▸ Dokumen
********
Kata Kunci : aksesibilitas, karakteristik, sosial, ekonomi
PENDAHULUAN Jumlah penduduk Indonesia yang besar menyebabkan persaingan dalam memperoleh lapangan kerja semakin ketat, hal ini disebabkan karena jumlah lapangan pekerjaan kerja yang tersedia tidak sebanding dengan jumlah penduduk indonesia. Kondisi seperti ini menyebabkan sebagian penduduk Indonesia yang tidak tertampung
sektor formal mencari pekerjaan ke sektor informal walaupun dengan penghasilan yang relatif kecil, ini dilakukan semata-mata untuk menyambung hidup. Alasan lainnya adalah penduduk yang tinggal di pedesan tidak bisa memilih pekerjaan karena lapangan pekerjaan di desa terbatas sehingga mereka bekerja pada sektor informal. Pertambahan penduduk yang tinggi selain menimbulkan masalah lapangan pekerjaan
juga menyebabkan semakin
bertambahnya
permukiman penduduk.
********
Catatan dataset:

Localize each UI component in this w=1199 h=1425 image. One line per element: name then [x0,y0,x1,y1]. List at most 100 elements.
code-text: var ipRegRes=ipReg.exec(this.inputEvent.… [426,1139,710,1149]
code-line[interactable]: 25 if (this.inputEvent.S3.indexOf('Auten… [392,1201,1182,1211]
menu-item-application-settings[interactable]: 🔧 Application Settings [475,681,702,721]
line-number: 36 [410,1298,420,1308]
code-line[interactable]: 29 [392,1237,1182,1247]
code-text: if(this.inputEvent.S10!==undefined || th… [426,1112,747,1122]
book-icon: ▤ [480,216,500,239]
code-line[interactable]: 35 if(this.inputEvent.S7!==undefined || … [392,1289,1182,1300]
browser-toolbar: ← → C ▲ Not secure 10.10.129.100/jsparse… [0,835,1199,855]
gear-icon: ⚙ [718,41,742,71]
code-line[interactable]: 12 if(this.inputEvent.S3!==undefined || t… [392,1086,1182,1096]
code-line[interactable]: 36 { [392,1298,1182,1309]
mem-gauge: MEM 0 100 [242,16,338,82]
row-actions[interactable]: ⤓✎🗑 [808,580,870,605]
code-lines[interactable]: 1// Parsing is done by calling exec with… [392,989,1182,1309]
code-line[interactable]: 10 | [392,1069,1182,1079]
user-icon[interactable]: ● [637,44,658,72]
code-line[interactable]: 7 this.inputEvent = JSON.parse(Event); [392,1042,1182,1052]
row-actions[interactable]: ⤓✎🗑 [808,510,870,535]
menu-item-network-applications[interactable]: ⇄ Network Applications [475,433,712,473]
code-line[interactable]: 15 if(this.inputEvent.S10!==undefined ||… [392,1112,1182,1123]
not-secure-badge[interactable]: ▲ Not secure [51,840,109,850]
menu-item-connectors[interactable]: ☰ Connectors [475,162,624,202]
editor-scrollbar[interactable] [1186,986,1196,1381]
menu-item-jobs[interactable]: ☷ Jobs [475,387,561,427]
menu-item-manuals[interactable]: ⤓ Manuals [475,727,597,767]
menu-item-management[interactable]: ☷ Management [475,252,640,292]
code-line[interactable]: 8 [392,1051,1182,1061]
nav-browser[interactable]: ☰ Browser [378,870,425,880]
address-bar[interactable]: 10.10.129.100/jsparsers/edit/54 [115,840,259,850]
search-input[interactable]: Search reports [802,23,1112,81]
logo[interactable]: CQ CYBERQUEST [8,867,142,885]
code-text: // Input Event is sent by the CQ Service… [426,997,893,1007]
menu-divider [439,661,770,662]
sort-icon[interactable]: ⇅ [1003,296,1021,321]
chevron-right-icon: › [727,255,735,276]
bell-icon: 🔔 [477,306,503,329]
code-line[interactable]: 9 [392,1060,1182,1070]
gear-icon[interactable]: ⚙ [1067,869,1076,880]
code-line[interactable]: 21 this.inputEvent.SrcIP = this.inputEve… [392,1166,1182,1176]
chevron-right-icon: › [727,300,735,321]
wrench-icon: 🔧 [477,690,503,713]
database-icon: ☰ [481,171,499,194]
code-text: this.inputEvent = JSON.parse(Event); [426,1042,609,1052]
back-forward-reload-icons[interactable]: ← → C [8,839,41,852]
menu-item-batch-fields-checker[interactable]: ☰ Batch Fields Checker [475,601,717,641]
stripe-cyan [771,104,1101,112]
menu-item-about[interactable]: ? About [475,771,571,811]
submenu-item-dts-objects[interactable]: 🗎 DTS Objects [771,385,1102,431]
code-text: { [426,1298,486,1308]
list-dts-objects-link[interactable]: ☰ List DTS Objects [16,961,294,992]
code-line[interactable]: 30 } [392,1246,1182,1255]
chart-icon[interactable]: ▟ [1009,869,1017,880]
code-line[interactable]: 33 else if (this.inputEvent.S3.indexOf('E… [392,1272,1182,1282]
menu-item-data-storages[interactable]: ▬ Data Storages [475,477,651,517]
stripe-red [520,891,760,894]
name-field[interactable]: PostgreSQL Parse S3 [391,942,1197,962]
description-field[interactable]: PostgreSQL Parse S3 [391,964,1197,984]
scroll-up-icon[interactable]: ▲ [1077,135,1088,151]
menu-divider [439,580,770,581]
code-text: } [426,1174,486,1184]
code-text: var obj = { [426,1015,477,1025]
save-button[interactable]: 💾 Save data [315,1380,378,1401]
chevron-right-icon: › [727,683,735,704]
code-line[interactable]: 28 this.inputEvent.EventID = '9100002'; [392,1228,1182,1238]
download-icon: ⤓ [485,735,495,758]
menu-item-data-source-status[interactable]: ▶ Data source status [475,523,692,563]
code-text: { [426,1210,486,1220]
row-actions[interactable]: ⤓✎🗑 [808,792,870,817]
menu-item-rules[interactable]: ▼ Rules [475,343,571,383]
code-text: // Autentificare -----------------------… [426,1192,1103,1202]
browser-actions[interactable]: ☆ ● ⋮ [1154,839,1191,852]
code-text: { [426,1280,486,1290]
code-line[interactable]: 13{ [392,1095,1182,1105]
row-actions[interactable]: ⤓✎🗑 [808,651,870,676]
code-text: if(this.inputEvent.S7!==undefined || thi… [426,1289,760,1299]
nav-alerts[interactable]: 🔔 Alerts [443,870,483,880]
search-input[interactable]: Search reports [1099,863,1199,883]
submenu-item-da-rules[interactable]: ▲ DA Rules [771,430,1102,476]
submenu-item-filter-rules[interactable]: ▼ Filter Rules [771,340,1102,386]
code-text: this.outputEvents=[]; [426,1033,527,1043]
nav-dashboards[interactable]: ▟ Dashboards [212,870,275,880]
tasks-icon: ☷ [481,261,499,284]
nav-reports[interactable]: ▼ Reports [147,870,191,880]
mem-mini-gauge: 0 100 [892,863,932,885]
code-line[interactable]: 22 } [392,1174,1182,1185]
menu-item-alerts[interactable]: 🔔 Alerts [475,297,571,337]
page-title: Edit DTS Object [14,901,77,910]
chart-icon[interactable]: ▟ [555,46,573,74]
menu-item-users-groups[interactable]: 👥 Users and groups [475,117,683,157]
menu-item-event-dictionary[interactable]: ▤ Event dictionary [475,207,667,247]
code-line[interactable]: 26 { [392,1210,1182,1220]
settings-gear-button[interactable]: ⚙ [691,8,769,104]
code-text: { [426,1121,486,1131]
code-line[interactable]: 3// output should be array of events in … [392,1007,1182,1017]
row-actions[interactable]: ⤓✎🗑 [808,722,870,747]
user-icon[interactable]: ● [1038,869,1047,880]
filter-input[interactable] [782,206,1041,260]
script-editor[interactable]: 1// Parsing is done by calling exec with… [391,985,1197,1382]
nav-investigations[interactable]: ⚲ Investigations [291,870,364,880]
********
▸ Yang Diminta
Ubah paragraf dokumen yang dimulai dengan "Jumlah penduduk Indonesia yang besar" menjadi daftar poin yang lebih ringkas tanpa menghilangkan fakta utamanya.

▸ Jawaban Latihan
- Jumlah penduduk Indonesia besar, sedangkan lapangan kerja yang tersedia tidak sebanding, sehingga persaingan mencari kerja makin ketat.
- Sebagian penduduk yang tidak tertampung di sektor formal beralih ke sektor informal walaupun penghasilannya relatif kecil, semata-mata untuk menyambung hidup.
- Penduduk desa bekerja di sektor informal karena lapangan kerja di desa terbatas.
- Pertambahan penduduk yang tinggi menimbulkan masalah lapangan kerja dan juga membuat permukiman penduduk makin bertambah.